## WHAT YOU WILL DO
Any pictures in the records below should be skipped; write out everything else exactly.

Data items:
--- Start ---
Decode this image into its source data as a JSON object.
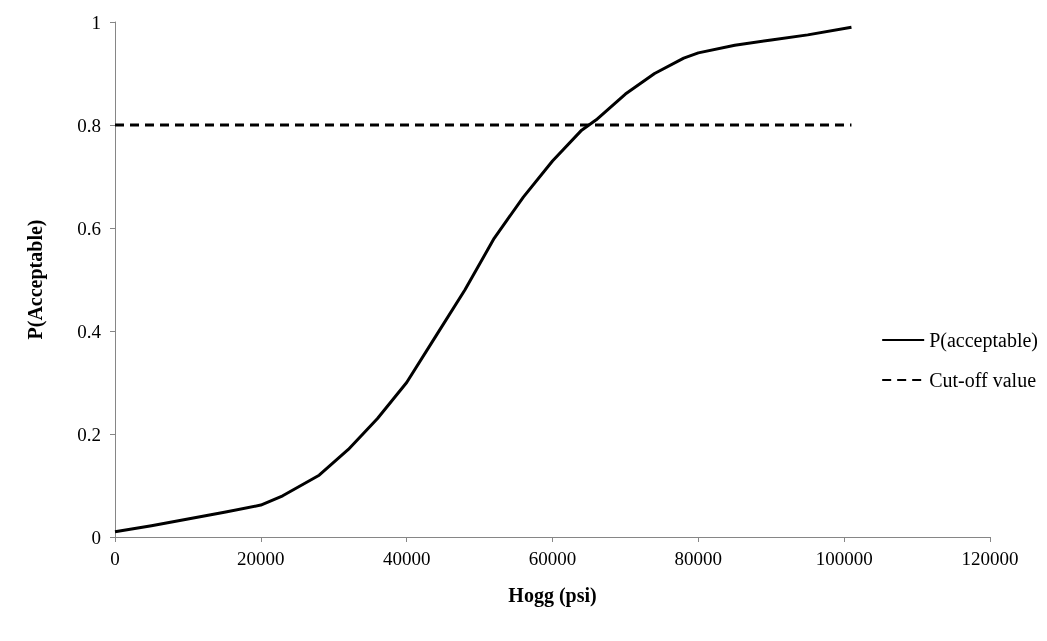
{
  "chart_data": {
    "type": "line",
    "xlabel": "Hogg (psi)",
    "ylabel": "P(Acceptable)",
    "xlim": [
      0,
      120000
    ],
    "xticks": [
      0,
      20000,
      40000,
      60000,
      80000,
      100000,
      120000
    ],
    "ylim": [
      0,
      1
    ],
    "yticks": [
      0,
      0.2,
      0.4,
      0.6,
      0.8,
      1
    ],
    "grid": false,
    "legend": "right",
    "marker": "none",
    "series": [
      {
        "name": "P(acceptable)",
        "color": "#000000",
        "line_style": "solid",
        "x": [
          0,
          5000,
          10000,
          15000,
          20000,
          23000,
          28000,
          32000,
          36000,
          40000,
          44000,
          48000,
          52000,
          56000,
          60000,
          64000,
          66000,
          70000,
          74000,
          78000,
          80000,
          85000,
          90000,
          95000,
          101000
        ],
        "values": [
          0.01,
          0.022,
          0.035,
          0.048,
          0.062,
          0.08,
          0.12,
          0.17,
          0.23,
          0.3,
          0.39,
          0.48,
          0.58,
          0.66,
          0.73,
          0.79,
          0.81,
          0.86,
          0.9,
          0.93,
          0.94,
          0.955,
          0.965,
          0.975,
          0.99
        ]
      },
      {
        "name": "Cut-off value",
        "color": "#000000",
        "line_style": "dashed",
        "x": [
          0,
          101000
        ],
        "values": [
          0.8,
          0.8
        ]
      }
    ]
  }
}
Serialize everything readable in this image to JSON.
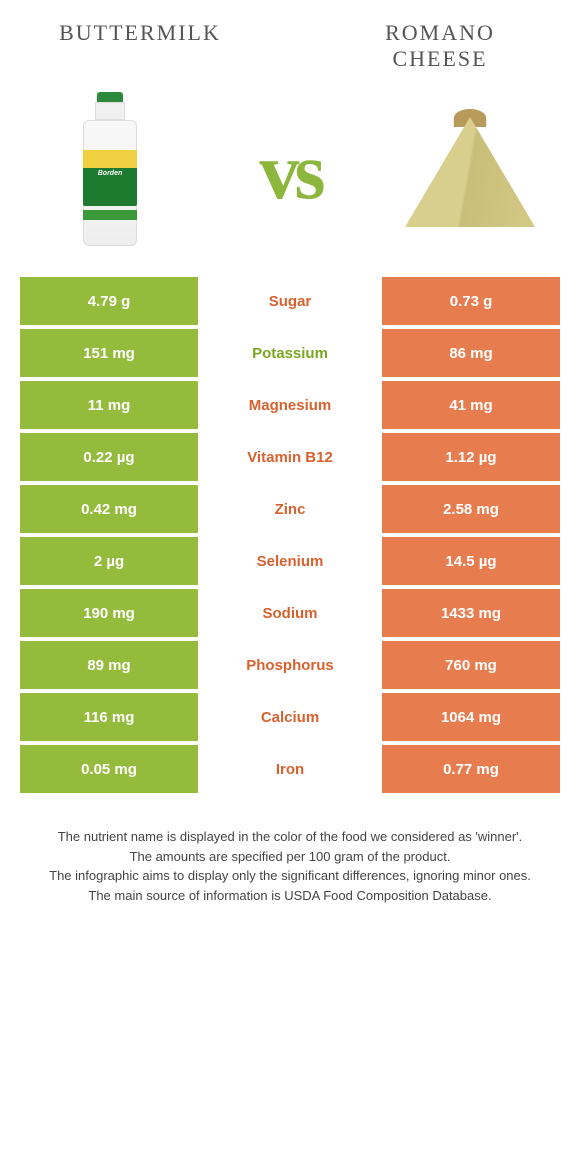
{
  "colors": {
    "left": "#95bb3d",
    "right": "#e77c4f",
    "left_text": "#7ba621",
    "right_text": "#d8622f",
    "white": "#ffffff"
  },
  "food_left": {
    "title": "Buttermilk"
  },
  "food_right": {
    "title": "Romano cheese"
  },
  "vs_label": "vs",
  "rows": [
    {
      "label": "Sugar",
      "left": "4.79 g",
      "right": "0.73 g",
      "winner": "right"
    },
    {
      "label": "Potassium",
      "left": "151 mg",
      "right": "86 mg",
      "winner": "left"
    },
    {
      "label": "Magnesium",
      "left": "11 mg",
      "right": "41 mg",
      "winner": "right"
    },
    {
      "label": "Vitamin B12",
      "left": "0.22 µg",
      "right": "1.12 µg",
      "winner": "right"
    },
    {
      "label": "Zinc",
      "left": "0.42 mg",
      "right": "2.58 mg",
      "winner": "right"
    },
    {
      "label": "Selenium",
      "left": "2 µg",
      "right": "14.5 µg",
      "winner": "right"
    },
    {
      "label": "Sodium",
      "left": "190 mg",
      "right": "1433 mg",
      "winner": "right"
    },
    {
      "label": "Phosphorus",
      "left": "89 mg",
      "right": "760 mg",
      "winner": "right"
    },
    {
      "label": "Calcium",
      "left": "116 mg",
      "right": "1064 mg",
      "winner": "right"
    },
    {
      "label": "Iron",
      "left": "0.05 mg",
      "right": "0.77 mg",
      "winner": "right"
    }
  ],
  "footer": {
    "line1": "The nutrient name is displayed in the color of the food we considered as 'winner'.",
    "line2": "The amounts are specified per 100 gram of the product.",
    "line3": "The infographic aims to display only the significant differences, ignoring minor ones.",
    "line4": "The main source of information is USDA Food Composition Database."
  }
}
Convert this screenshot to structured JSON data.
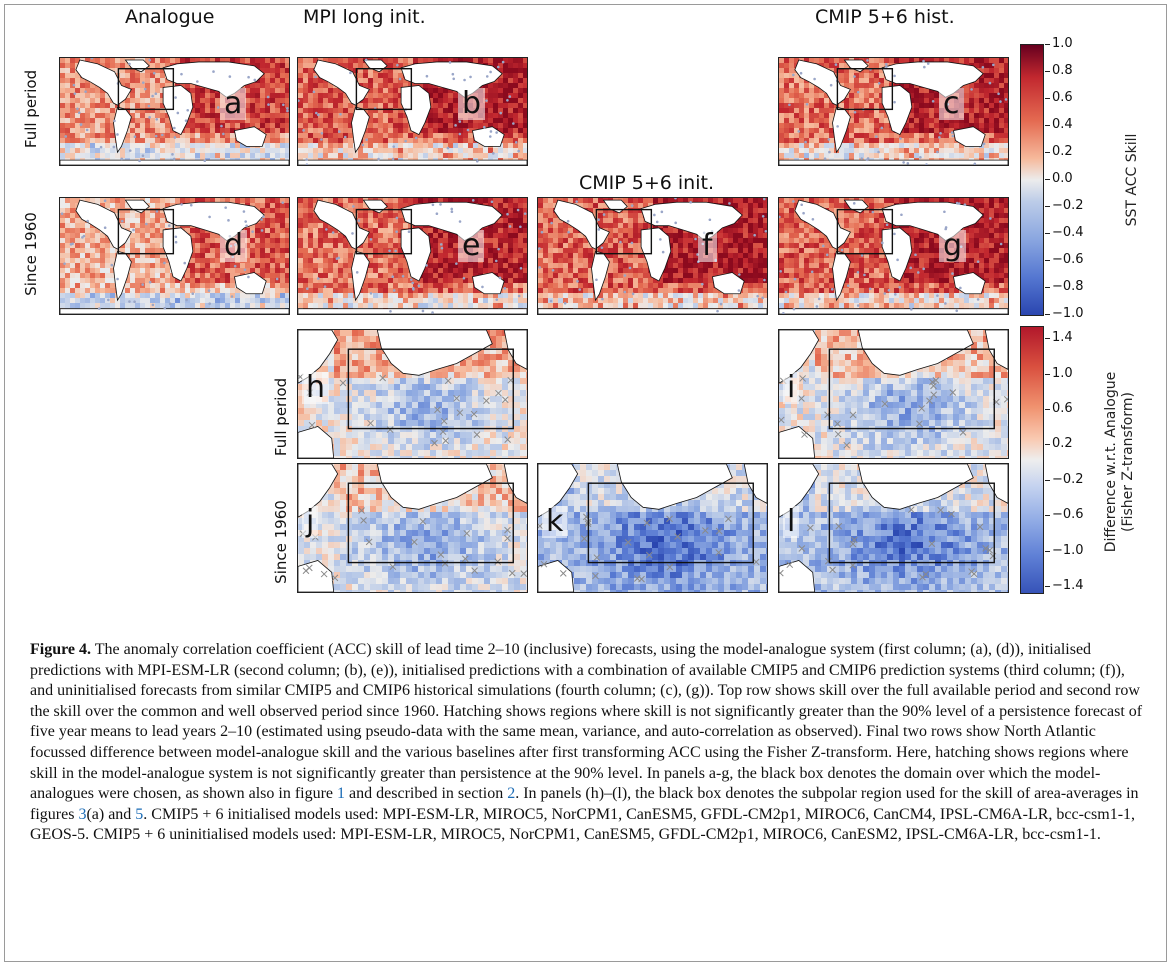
--- End ---
## WRITTEN REPLY
Decode this image into its source data as a JSON object.
{
  "chart_data": {
    "type": "line",
    "xlabel": "Hogg (psi)",
    "ylabel": "P(Acceptable)",
    "xlim": [
      0,
      120000
    ],
    "xticks": [
      0,
      20000,
      40000,
      60000,
      80000,
      100000,
      120000
    ],
    "ylim": [
      0,
      1
    ],
    "yticks": [
      0,
      0.2,
      0.4,
      0.6,
      0.8,
      1
    ],
    "grid": false,
    "legend": "right",
    "marker": "none",
    "series": [
      {
        "name": "P(acceptable)",
        "color": "#000000",
        "line_style": "solid",
        "x": [
          0,
          5000,
          10000,
          15000,
          20000,
          23000,
          28000,
          32000,
          36000,
          40000,
          44000,
          48000,
          52000,
          56000,
          60000,
          64000,
          66000,
          70000,
          74000,
          78000,
          80000,
          85000,
          90000,
          95000,
          101000
        ],
        "values": [
          0.01,
          0.022,
          0.035,
          0.048,
          0.062,
          0.08,
          0.12,
          0.17,
          0.23,
          0.3,
          0.39,
          0.48,
          0.58,
          0.66,
          0.73,
          0.79,
          0.81,
          0.86,
          0.9,
          0.93,
          0.94,
          0.955,
          0.965,
          0.975,
          0.99
        ]
      },
      {
        "name": "Cut-off value",
        "color": "#000000",
        "line_style": "dashed",
        "x": [
          0,
          101000
        ],
        "values": [
          0.8,
          0.8
        ]
      }
    ]
  }
}
Serialize everything readable in this image to JSON.
{
  "colors": {
    "left": "#95bb3d",
    "right": "#e77c4f",
    "left_text": "#7ba621",
    "right_text": "#d8622f",
    "white": "#ffffff"
  },
  "food_left": {
    "title": "Buttermilk"
  },
  "food_right": {
    "title": "Romano cheese"
  },
  "vs_label": "vs",
  "rows": [
    {
      "label": "Sugar",
      "left": "4.79 g",
      "right": "0.73 g",
      "winner": "right"
    },
    {
      "label": "Potassium",
      "left": "151 mg",
      "right": "86 mg",
      "winner": "left"
    },
    {
      "label": "Magnesium",
      "left": "11 mg",
      "right": "41 mg",
      "winner": "right"
    },
    {
      "label": "Vitamin B12",
      "left": "0.22 µg",
      "right": "1.12 µg",
      "winner": "right"
    },
    {
      "label": "Zinc",
      "left": "0.42 mg",
      "right": "2.58 mg",
      "winner": "right"
    },
    {
      "label": "Selenium",
      "left": "2 µg",
      "right": "14.5 µg",
      "winner": "right"
    },
    {
      "label": "Sodium",
      "left": "190 mg",
      "right": "1433 mg",
      "winner": "right"
    },
    {
      "label": "Phosphorus",
      "left": "89 mg",
      "right": "760 mg",
      "winner": "right"
    },
    {
      "label": "Calcium",
      "left": "116 mg",
      "right": "1064 mg",
      "winner": "right"
    },
    {
      "label": "Iron",
      "left": "0.05 mg",
      "right": "0.77 mg",
      "winner": "right"
    }
  ],
  "footer": {
    "line1": "The nutrient name is displayed in the color of the food we considered as 'winner'.",
    "line2": "The amounts are specified per 100 gram of the product.",
    "line3": "The infographic aims to display only the significant differences, ignoring minor ones.",
    "line4": "The main source of information is USDA Food Composition Database."
  }
}
Convert this screenshot to structured JSON data.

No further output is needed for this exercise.